§ What needs to be done:
Could you write out the records below exactly as they appear, leaving out any pictures?
==== Data shown ====
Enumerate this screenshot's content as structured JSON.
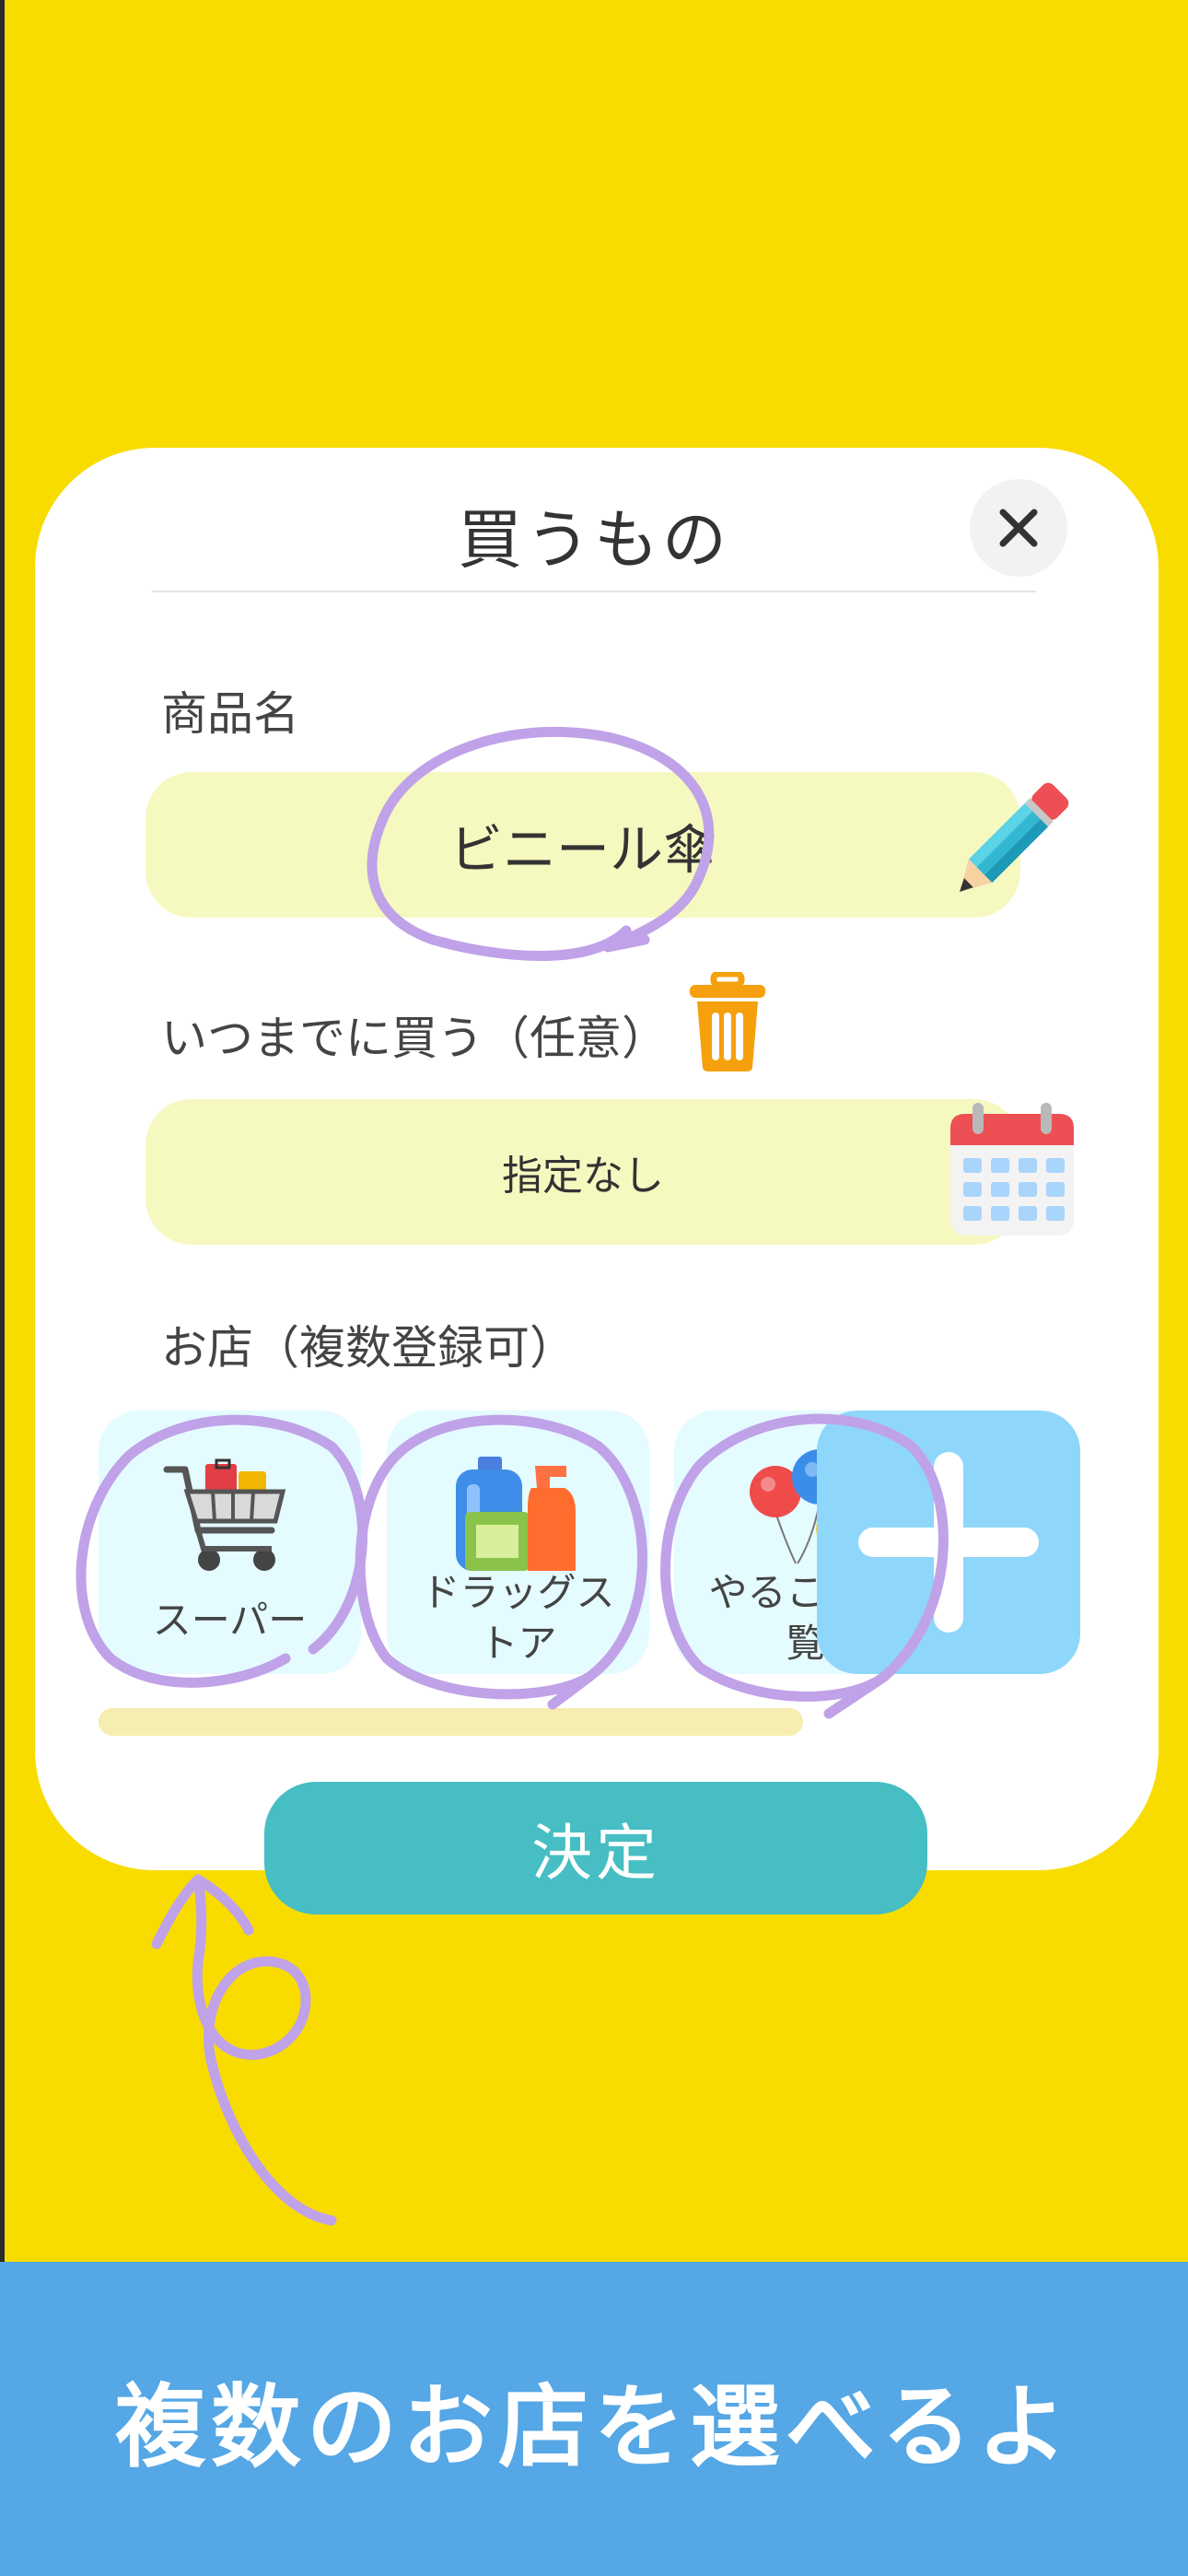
{
  "dialog": {
    "title": "買うもの",
    "close_label": "✕"
  },
  "product": {
    "label": "商品名",
    "value": "ビニール傘"
  },
  "deadline": {
    "label": "いつまでに買う（任意）",
    "value": "指定なし"
  },
  "stores": {
    "label": "お店（複数登録可）",
    "items": [
      {
        "label": "スーパー",
        "icon": "shopping-cart-icon"
      },
      {
        "label": "ドラッグストア",
        "icon": "detergent-bottles-icon"
      },
      {
        "label": "やること一覧",
        "icon": "balloons-icon"
      }
    ],
    "add_icon": "plus-icon"
  },
  "confirm_label": "決定",
  "banner": {
    "text": "複数のお店を選べるよ"
  },
  "colors": {
    "background": "#f8dc00",
    "field": "#f5f9c0",
    "store_tile": "#e4fbff",
    "add_button": "#8fd6fb",
    "confirm": "#46bec3",
    "banner": "#55a7e5",
    "annotation": "#c0a2e8"
  }
}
====
§ Correct result:
Enumerate this screenshot's content as structured JSON.
{
  "dialog": {
    "title": "買うもの",
    "close_label": "✕"
  },
  "product": {
    "label": "商品名",
    "value": "ビニール傘"
  },
  "deadline": {
    "label": "いつまでに買う（任意）",
    "value": "指定なし"
  },
  "stores": {
    "label": "お店（複数登録可）",
    "items": [
      {
        "label": "スーパー",
        "icon": "shopping-cart-icon"
      },
      {
        "label": "ドラッグストア",
        "icon": "detergent-bottles-icon"
      },
      {
        "label": "やること一覧",
        "icon": "balloons-icon"
      }
    ],
    "add_icon": "plus-icon"
  },
  "confirm_label": "決定",
  "banner": {
    "text": "複数のお店を選べるよ"
  },
  "colors": {
    "background": "#f8dc00",
    "field": "#f5f9c0",
    "store_tile": "#e4fbff",
    "add_button": "#8fd6fb",
    "confirm": "#46bec3",
    "banner": "#55a7e5",
    "annotation": "#c0a2e8"
  }
}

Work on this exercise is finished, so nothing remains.